TASK REQUIREMENTS
Find every line in the records below that holds the word "true", and copy it out.

=== RECORD EXCERPTS ===

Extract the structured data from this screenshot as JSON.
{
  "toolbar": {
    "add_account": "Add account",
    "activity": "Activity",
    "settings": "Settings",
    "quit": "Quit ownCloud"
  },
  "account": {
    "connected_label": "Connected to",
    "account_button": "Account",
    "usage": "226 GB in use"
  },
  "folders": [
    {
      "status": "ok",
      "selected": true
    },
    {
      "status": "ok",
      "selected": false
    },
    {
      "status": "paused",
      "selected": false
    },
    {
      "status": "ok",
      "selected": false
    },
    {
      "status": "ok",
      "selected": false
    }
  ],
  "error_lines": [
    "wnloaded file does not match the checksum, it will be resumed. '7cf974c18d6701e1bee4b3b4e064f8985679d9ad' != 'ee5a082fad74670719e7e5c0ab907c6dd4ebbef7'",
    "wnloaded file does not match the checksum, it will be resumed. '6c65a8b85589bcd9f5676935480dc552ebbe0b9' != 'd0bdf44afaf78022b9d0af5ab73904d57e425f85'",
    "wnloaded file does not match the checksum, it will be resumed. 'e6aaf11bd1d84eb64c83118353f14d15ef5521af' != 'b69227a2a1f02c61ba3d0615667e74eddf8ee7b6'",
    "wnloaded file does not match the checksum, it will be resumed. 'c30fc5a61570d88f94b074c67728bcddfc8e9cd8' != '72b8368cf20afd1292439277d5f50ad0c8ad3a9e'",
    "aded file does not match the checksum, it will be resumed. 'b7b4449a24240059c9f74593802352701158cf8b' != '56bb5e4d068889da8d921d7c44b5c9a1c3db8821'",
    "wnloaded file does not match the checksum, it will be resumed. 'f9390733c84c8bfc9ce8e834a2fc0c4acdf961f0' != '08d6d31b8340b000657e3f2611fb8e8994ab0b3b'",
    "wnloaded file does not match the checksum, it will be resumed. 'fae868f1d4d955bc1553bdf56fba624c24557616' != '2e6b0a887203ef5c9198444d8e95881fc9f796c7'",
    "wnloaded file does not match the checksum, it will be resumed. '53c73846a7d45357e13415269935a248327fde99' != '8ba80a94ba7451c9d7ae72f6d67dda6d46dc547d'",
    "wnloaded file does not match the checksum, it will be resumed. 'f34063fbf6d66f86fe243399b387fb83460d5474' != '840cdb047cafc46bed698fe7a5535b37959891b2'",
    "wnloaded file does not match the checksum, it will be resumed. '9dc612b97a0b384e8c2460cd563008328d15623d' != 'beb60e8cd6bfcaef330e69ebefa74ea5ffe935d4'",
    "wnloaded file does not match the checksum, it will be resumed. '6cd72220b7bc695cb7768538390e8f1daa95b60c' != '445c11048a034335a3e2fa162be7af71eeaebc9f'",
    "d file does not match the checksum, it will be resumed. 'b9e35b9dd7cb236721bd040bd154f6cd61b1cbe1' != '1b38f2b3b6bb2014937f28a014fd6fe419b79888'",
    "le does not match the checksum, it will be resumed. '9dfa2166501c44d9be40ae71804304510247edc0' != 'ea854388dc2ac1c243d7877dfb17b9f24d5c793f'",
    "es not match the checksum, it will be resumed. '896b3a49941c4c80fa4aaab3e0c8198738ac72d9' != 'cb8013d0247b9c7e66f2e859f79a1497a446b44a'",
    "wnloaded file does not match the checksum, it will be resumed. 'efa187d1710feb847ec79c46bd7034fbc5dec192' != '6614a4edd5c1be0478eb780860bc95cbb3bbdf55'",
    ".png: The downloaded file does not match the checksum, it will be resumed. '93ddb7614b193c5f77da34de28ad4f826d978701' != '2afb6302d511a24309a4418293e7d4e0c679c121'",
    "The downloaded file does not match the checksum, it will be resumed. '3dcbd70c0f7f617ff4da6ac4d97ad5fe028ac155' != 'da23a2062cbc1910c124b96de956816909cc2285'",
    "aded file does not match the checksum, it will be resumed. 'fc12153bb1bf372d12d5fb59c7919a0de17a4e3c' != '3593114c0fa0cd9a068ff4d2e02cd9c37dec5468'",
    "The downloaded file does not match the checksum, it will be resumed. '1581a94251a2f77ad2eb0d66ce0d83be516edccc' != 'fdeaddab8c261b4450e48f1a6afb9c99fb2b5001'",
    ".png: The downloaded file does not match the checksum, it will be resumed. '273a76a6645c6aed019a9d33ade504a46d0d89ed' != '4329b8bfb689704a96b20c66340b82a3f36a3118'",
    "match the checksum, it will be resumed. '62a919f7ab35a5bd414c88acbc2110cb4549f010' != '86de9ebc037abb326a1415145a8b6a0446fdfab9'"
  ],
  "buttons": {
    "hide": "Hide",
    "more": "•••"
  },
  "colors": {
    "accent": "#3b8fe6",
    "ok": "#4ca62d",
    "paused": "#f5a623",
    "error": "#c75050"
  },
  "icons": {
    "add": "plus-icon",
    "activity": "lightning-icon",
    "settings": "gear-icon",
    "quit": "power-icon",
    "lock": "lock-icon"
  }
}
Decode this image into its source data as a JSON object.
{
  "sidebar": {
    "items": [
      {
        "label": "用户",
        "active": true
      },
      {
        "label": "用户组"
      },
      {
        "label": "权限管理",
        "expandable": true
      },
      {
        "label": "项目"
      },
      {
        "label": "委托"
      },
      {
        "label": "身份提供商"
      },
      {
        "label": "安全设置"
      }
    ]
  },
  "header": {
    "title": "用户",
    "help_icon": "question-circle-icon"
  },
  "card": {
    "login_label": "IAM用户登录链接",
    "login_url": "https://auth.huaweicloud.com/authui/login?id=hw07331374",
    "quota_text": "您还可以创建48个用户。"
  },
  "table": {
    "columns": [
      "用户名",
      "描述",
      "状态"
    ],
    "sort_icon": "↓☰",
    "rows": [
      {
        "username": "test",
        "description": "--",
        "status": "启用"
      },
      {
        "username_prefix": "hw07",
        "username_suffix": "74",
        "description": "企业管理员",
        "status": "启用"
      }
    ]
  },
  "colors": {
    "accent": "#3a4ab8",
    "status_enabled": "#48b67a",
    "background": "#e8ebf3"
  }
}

===

RESULT OF THE EXERCISE
      "selected": true
        "active": true
        "expandable": true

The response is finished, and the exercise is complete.